═══ Data listing
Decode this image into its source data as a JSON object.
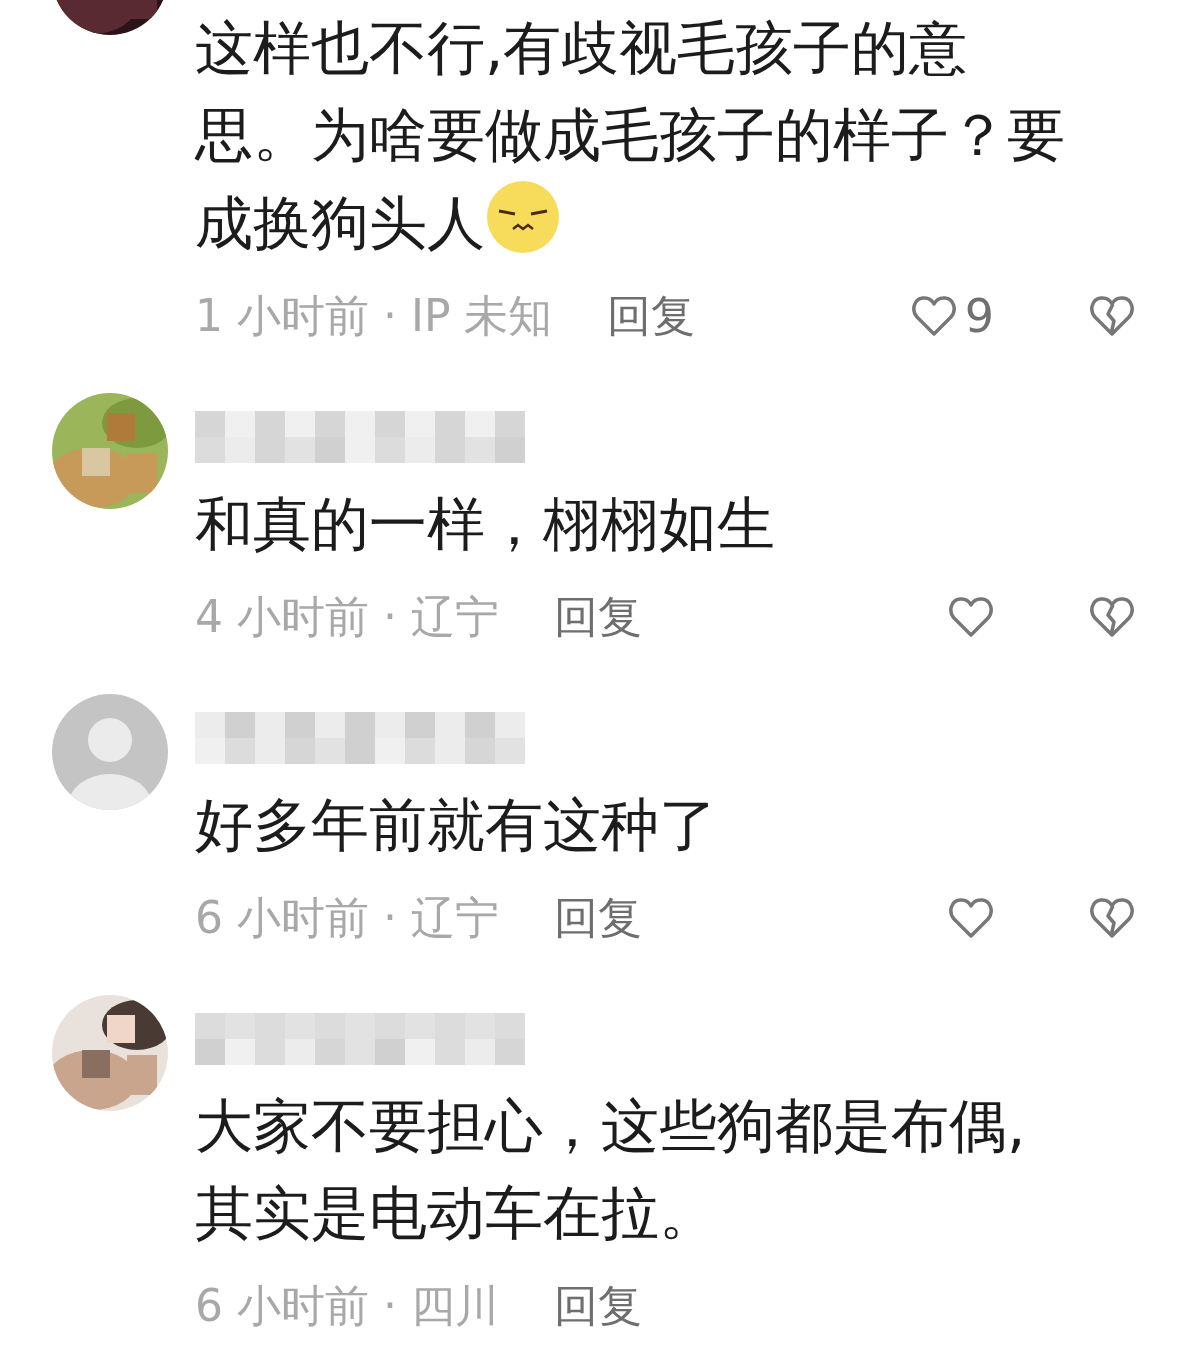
{
  "comments": [
    {
      "name_shown": false,
      "text": "这样也不行,有歧视毛孩子的意思。为啥要做成毛孩子的样子？要成换狗头人",
      "emoji": true,
      "time_location": "1 小时前 · IP 未知",
      "reply": "回复",
      "reactions": true,
      "like_count": "9"
    },
    {
      "name_shown": true,
      "text": "和真的一样，栩栩如生",
      "emoji": false,
      "time_location": "4 小时前 · 辽宁",
      "reply": "回复",
      "reactions": true
    },
    {
      "avatar": {
        "kind": "default"
      },
      "name_shown": true,
      "text": "好多年前就有这种了",
      "emoji": false,
      "time_location": "6 小时前 · 辽宁",
      "reply": "回复",
      "reactions": true
    },
    {
      "name_shown": true,
      "text": "大家不要担心，这些狗都是布偶,其实是电动车在拉。",
      "emoji": false,
      "time_location": "6 小时前 · 四川",
      "reply": "回复",
      "reactions": false
    }
  ]
}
══════
### [Description of the task]
Reproduce the material above verbatim; omit every picture.

### [Written solution]
Decode this image into its source data as a JSON object.
{
  "comments": [
    {
      "name_shown": false,
      "text": "这样也不行,有歧视毛孩子的意思。为啥要做成毛孩子的样子？要成换狗头人",
      "emoji": true,
      "time_location": "1 小时前 · IP 未知",
      "reply": "回复",
      "reactions": true,
      "like_count": "9"
    },
    {
      "name_shown": true,
      "text": "和真的一样，栩栩如生",
      "emoji": false,
      "time_location": "4 小时前 · 辽宁",
      "reply": "回复",
      "reactions": true
    },
    {
      "avatar": {
        "kind": "default"
      },
      "name_shown": true,
      "text": "好多年前就有这种了",
      "emoji": false,
      "time_location": "6 小时前 · 辽宁",
      "reply": "回复",
      "reactions": true
    },
    {
      "name_shown": true,
      "text": "大家不要担心，这些狗都是布偶,其实是电动车在拉。",
      "emoji": false,
      "time_location": "6 小时前 · 四川",
      "reply": "回复",
      "reactions": false
    }
  ]
}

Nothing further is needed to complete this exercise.